In the data below, find every line that has the string "Schlösser", and copy it.

DATA FOR PROCESSING =>

** BEGIN **

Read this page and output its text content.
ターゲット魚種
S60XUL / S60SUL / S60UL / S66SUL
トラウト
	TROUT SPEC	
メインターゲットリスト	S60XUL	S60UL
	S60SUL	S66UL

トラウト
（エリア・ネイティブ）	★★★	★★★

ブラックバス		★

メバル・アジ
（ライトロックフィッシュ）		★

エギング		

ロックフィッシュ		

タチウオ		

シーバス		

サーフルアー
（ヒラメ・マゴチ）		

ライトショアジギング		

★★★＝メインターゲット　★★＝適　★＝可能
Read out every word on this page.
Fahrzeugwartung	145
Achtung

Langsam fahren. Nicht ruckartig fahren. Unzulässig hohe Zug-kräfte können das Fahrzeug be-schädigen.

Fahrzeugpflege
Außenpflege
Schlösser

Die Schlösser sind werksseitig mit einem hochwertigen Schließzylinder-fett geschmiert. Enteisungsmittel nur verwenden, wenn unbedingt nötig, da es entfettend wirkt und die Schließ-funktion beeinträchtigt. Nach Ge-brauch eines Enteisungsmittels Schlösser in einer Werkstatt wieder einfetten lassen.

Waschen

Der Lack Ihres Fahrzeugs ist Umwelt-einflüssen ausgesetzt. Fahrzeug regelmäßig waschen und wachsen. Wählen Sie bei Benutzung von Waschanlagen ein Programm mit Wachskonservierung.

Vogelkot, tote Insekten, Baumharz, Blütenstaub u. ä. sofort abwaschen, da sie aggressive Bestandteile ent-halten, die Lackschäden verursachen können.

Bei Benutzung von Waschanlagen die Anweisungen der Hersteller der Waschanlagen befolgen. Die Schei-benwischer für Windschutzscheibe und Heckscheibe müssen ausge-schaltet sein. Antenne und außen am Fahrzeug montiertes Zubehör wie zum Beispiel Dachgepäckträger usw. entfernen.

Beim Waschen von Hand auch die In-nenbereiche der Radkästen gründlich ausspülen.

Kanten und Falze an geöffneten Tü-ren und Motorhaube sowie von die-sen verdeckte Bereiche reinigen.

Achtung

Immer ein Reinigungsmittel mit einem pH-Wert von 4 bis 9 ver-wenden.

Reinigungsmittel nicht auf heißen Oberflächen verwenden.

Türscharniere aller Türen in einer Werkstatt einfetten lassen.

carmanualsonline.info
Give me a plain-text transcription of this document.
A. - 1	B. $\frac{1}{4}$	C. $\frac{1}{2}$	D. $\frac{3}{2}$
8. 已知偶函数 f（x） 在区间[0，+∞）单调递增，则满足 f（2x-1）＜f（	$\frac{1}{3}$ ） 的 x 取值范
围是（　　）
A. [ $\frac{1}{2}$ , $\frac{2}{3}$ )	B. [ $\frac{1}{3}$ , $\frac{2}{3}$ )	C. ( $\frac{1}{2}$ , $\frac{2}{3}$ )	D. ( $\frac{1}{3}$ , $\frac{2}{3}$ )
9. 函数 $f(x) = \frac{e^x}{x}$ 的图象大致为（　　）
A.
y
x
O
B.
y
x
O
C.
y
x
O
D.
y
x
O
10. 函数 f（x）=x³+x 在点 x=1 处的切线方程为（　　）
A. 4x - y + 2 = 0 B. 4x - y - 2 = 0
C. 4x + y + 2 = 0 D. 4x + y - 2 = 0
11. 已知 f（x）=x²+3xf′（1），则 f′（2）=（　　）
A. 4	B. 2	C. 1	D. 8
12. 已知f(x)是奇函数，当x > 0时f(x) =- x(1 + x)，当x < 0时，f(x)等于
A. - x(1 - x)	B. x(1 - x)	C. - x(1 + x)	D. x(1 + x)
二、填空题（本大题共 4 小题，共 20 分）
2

** END **

ANSWER TO THIS EXERCISE =>
Schlösser
Die Schlösser sind werksseitig mit einem hochwertigen Schließzylinder-fett geschmiert. Enteisungsmittel nur verwenden, wenn unbedingt nötig, da es entfettend wirkt und die Schließ-funktion beeinträchtigt. Nach Ge-brauch eines Enteisungsmittels Schlösser in einer Werkstatt wieder einfetten lassen.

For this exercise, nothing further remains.